***** SOURCE RECORDS
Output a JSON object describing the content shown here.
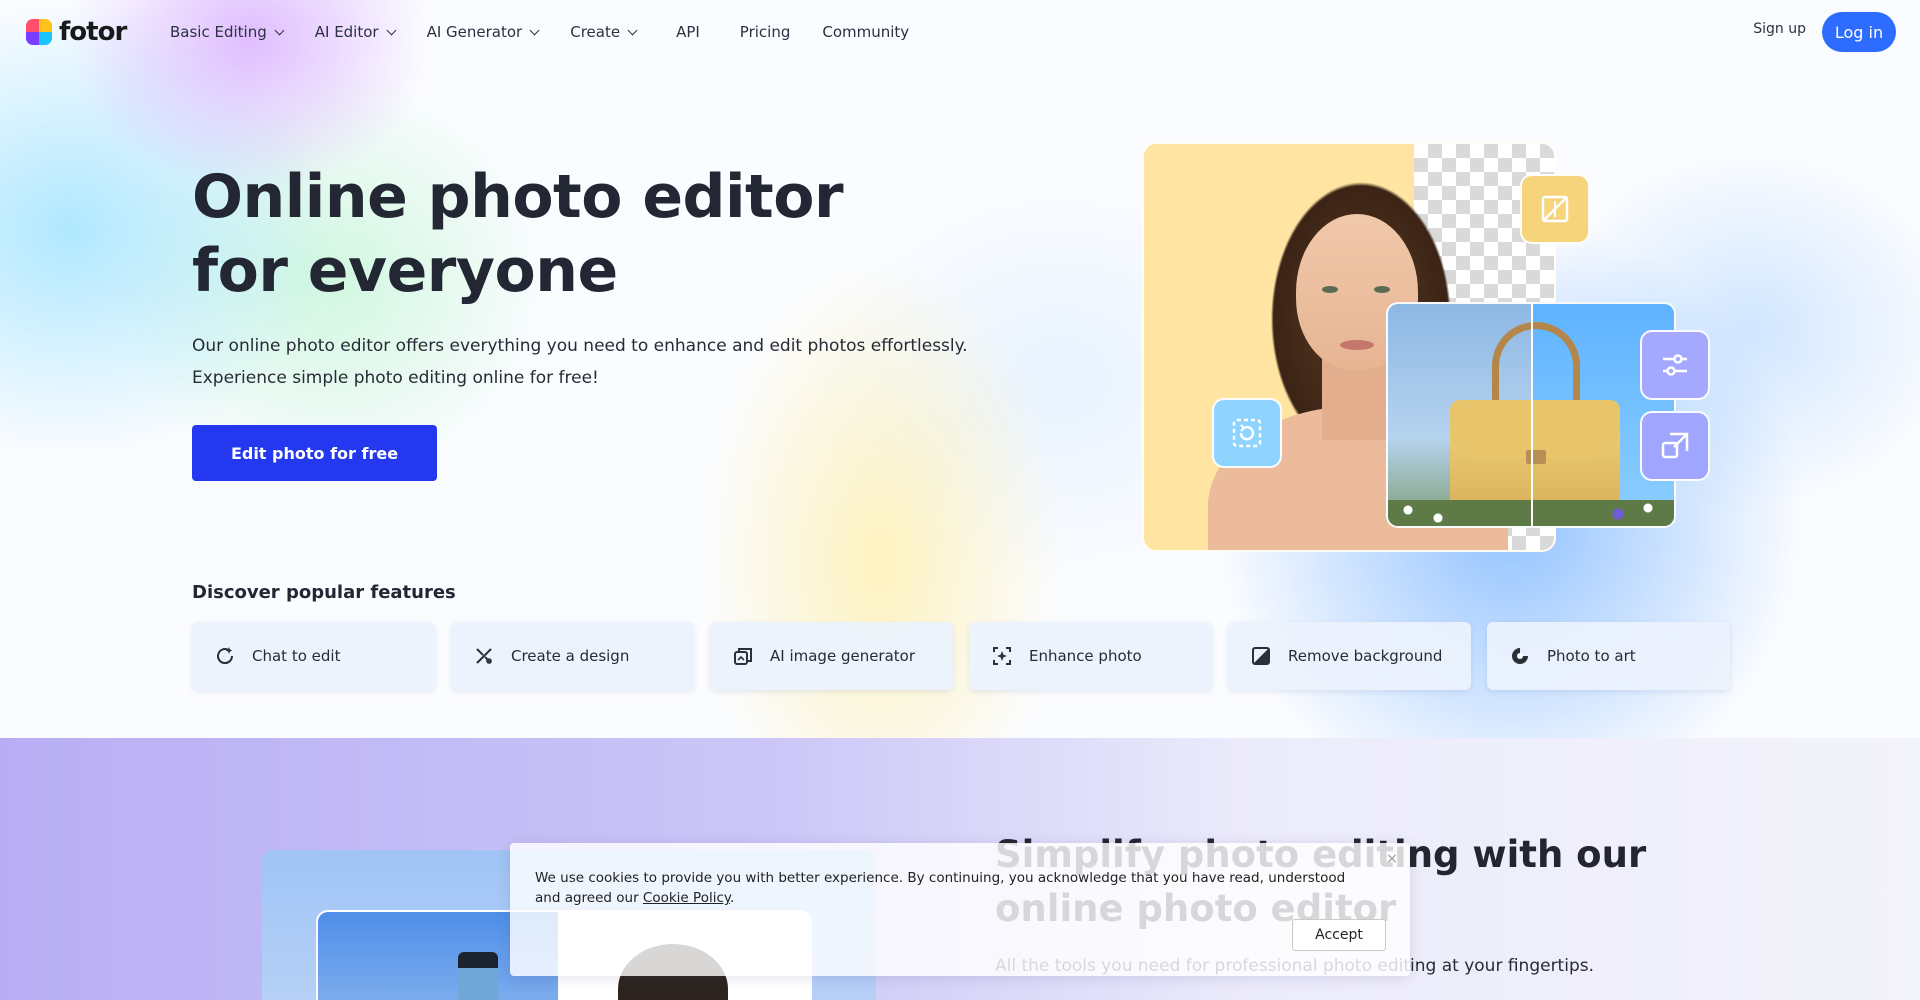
{
  "brand": {
    "name": "fotor"
  },
  "nav": {
    "items": [
      {
        "label": "Basic Editing",
        "dropdown": true
      },
      {
        "label": "AI Editor",
        "dropdown": true
      },
      {
        "label": "AI Generator",
        "dropdown": true
      },
      {
        "label": "Create",
        "dropdown": true
      },
      {
        "label": "API",
        "dropdown": false
      },
      {
        "label": "Pricing",
        "dropdown": false
      },
      {
        "label": "Community",
        "dropdown": false
      }
    ],
    "signup_label": "Sign up",
    "login_label": "Log in"
  },
  "hero": {
    "title": "Online photo editor for everyone",
    "description": "Our online photo editor offers everything you need to enhance and edit photos effortlessly. Experience simple photo editing online for free!",
    "cta_label": "Edit photo for free"
  },
  "features": {
    "title": "Discover popular features",
    "items": [
      {
        "label": "Chat to edit",
        "icon": "chat-edit-icon"
      },
      {
        "label": "Create a design",
        "icon": "design-tools-icon"
      },
      {
        "label": "AI image generator",
        "icon": "ai-image-icon"
      },
      {
        "label": "Enhance photo",
        "icon": "enhance-icon"
      },
      {
        "label": "Remove background",
        "icon": "remove-bg-icon"
      },
      {
        "label": "Photo to art",
        "icon": "photo-art-icon"
      }
    ]
  },
  "section2": {
    "title": "Simplify photo editing with our online photo editor",
    "description": "All the tools you need for professional photo editing at your fingertips."
  },
  "cookie": {
    "text_before_link": "We use cookies to provide you with better experience. By continuing, you acknowledge that you have read, understood and agreed our ",
    "link_label": "Cookie Policy",
    "text_after_link": ".",
    "accept_label": "Accept",
    "close_label": "×"
  },
  "colors": {
    "primary_cta": "#2438ef",
    "login_button": "#2e6bff"
  }
}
**********
**WHAT TO DO:** Scan the material for lines with the word "design", and copy each line you find.

**EXERCISE RESPONSE:**
        "label": "Create a design",
        "icon": "design-tools-icon"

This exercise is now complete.